# BRIEF
Track down the lines that contain "calendar" and copy them.

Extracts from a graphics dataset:
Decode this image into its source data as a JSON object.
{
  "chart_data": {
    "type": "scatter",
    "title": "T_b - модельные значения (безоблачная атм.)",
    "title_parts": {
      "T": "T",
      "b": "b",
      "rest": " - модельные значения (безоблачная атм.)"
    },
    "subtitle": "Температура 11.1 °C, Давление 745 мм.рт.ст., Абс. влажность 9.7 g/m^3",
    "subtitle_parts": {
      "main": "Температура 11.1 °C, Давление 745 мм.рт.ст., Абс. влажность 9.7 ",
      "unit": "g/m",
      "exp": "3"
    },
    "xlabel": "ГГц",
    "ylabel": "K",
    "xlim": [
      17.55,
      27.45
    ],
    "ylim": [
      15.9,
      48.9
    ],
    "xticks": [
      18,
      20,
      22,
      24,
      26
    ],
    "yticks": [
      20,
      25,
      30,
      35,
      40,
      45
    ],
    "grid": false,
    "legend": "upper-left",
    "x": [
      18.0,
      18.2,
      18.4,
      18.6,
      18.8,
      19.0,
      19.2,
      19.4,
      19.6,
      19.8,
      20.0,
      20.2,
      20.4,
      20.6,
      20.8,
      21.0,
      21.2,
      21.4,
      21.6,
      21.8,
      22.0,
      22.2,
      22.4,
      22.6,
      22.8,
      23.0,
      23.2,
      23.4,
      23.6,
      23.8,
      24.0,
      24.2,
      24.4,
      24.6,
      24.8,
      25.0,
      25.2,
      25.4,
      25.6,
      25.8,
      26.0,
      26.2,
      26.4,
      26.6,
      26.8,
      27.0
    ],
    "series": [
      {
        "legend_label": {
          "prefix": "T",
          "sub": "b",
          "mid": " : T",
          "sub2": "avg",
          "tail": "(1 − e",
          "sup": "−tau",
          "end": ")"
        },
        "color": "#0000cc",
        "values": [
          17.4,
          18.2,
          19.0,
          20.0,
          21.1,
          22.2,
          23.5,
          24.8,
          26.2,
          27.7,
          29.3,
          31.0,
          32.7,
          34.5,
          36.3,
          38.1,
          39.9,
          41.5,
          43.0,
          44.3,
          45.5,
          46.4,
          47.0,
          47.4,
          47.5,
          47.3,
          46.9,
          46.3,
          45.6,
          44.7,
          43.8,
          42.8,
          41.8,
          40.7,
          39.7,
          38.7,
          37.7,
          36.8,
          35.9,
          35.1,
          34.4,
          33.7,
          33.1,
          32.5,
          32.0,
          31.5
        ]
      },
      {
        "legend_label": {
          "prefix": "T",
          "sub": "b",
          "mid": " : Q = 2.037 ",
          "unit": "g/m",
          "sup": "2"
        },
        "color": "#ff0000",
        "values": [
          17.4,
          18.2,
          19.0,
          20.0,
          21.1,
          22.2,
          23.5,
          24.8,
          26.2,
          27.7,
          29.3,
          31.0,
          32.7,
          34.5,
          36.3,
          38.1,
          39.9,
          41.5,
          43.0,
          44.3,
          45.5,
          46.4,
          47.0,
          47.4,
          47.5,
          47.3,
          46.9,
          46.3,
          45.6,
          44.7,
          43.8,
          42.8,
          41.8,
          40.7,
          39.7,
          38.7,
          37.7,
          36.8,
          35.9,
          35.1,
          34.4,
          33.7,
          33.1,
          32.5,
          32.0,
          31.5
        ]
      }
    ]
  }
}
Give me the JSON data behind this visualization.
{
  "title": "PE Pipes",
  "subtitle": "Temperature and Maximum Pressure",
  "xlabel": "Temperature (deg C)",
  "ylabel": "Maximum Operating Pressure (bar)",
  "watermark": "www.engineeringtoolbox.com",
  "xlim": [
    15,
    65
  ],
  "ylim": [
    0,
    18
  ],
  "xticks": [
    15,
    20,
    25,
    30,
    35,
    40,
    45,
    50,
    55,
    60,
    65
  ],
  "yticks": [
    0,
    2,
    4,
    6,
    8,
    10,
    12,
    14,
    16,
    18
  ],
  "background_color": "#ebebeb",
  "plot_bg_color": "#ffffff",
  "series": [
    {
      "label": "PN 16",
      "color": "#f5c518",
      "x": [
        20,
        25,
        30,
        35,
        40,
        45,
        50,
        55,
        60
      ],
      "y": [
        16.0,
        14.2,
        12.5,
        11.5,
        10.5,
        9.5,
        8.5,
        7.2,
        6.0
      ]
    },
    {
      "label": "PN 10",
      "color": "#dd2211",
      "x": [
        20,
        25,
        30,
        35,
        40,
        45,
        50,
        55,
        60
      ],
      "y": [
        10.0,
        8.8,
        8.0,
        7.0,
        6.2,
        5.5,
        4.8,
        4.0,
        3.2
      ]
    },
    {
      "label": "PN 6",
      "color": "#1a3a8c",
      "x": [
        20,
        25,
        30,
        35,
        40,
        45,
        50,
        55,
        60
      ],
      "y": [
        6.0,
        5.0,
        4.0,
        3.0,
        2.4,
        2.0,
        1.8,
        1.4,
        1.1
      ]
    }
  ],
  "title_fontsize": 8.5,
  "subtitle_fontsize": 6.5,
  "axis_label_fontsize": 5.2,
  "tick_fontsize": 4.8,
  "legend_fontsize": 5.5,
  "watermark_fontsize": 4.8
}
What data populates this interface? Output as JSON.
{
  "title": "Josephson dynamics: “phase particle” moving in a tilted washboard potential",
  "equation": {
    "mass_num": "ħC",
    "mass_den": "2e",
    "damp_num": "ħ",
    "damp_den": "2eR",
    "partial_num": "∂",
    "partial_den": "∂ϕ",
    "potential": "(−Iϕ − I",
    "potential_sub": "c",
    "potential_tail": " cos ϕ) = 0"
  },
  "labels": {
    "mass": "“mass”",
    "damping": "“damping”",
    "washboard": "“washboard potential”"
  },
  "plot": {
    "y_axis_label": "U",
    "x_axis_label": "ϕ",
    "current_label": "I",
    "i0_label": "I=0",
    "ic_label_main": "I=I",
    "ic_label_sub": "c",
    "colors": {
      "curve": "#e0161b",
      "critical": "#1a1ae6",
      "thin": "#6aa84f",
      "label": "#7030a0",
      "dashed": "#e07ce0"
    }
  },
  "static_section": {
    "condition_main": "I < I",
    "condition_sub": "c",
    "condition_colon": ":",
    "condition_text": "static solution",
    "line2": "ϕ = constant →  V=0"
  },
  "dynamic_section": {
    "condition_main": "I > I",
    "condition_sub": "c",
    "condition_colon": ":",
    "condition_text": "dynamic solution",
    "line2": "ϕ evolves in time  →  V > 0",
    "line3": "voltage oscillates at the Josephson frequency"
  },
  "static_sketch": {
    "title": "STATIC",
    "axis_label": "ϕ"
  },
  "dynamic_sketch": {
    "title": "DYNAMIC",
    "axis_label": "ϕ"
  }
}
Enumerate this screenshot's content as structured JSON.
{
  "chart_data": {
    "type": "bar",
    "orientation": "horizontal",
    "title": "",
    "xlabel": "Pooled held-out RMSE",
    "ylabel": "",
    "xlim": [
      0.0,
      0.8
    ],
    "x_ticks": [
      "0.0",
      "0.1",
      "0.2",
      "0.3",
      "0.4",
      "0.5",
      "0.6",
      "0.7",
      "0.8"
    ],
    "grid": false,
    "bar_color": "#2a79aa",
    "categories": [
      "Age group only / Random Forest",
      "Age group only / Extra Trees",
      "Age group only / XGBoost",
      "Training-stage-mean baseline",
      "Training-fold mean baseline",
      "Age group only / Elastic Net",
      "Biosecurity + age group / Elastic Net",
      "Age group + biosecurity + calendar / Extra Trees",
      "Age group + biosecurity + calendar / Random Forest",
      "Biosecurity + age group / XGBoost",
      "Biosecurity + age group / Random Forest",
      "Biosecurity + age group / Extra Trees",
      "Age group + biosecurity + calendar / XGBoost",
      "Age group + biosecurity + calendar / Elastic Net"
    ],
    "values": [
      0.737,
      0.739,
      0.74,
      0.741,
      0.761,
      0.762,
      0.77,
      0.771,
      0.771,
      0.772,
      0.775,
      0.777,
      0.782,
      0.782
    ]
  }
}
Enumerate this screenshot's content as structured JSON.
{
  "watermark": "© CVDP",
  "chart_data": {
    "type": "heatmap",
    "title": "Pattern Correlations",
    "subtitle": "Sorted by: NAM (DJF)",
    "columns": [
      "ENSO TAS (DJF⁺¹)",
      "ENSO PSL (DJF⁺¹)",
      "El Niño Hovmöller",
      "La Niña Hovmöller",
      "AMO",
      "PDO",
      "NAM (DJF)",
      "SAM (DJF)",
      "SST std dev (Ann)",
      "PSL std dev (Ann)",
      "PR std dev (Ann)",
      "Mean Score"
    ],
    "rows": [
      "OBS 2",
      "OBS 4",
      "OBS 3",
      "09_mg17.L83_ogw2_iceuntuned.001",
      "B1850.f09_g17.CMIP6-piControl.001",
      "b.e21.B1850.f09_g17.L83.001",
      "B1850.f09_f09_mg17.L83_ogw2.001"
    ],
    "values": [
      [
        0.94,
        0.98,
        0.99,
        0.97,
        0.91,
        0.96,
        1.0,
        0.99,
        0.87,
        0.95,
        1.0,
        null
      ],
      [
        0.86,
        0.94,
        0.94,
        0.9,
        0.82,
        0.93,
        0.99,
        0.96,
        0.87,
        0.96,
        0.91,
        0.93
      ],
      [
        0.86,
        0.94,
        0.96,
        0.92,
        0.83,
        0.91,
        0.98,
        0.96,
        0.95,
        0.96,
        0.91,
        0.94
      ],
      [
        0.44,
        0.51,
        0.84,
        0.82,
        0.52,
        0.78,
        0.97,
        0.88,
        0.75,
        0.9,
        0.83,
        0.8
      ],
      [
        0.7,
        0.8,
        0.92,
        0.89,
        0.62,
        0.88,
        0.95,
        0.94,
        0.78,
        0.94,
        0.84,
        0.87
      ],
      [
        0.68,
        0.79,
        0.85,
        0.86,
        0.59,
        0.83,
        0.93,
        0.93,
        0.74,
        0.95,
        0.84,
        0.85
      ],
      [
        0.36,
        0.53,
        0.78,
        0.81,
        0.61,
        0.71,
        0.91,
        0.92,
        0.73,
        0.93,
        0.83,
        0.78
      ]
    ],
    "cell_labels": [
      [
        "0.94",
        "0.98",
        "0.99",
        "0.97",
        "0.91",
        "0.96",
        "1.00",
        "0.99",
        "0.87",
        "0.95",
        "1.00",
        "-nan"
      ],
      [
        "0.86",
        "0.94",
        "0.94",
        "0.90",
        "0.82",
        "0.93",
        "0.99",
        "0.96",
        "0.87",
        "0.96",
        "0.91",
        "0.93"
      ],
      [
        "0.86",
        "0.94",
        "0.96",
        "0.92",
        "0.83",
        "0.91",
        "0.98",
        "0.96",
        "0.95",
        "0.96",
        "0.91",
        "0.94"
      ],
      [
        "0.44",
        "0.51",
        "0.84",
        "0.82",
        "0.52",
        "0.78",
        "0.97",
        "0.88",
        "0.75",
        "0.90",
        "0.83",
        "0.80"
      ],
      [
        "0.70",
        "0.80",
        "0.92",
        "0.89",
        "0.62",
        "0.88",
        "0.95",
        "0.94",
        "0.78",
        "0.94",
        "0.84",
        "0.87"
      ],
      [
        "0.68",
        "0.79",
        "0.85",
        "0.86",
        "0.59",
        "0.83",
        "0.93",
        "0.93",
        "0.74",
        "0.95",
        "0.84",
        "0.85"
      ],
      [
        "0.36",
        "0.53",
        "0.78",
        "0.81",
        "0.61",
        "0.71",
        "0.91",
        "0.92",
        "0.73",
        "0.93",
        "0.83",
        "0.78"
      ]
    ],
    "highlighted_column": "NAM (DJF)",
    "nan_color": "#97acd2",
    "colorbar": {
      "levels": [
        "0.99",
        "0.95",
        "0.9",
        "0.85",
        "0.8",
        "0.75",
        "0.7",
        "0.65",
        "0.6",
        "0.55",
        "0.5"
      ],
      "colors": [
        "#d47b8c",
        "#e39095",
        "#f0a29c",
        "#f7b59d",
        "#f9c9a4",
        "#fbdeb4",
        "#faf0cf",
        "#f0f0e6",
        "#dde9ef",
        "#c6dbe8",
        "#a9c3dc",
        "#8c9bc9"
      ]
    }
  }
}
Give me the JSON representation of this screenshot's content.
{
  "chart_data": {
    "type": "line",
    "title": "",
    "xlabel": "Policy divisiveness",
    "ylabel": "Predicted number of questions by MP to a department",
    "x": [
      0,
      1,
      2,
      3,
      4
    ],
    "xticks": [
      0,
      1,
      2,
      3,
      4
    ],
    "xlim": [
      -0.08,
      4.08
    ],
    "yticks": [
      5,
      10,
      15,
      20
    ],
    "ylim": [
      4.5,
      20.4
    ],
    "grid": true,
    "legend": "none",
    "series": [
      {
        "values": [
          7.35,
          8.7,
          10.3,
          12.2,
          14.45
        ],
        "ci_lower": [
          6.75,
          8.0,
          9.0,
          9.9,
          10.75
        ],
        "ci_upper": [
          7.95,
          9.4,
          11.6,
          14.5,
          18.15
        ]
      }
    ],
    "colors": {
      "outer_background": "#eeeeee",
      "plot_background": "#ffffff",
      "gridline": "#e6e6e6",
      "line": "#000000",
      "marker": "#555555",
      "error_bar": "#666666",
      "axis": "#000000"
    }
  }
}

# SOLVED PROBLEM
      "Age group + biosecurity + calendar / Extra Trees",
      "Age group + biosecurity + calendar / Random Forest",
      "Age group + biosecurity + calendar / XGBoost",
      "Age group + biosecurity + calendar / Elastic Net"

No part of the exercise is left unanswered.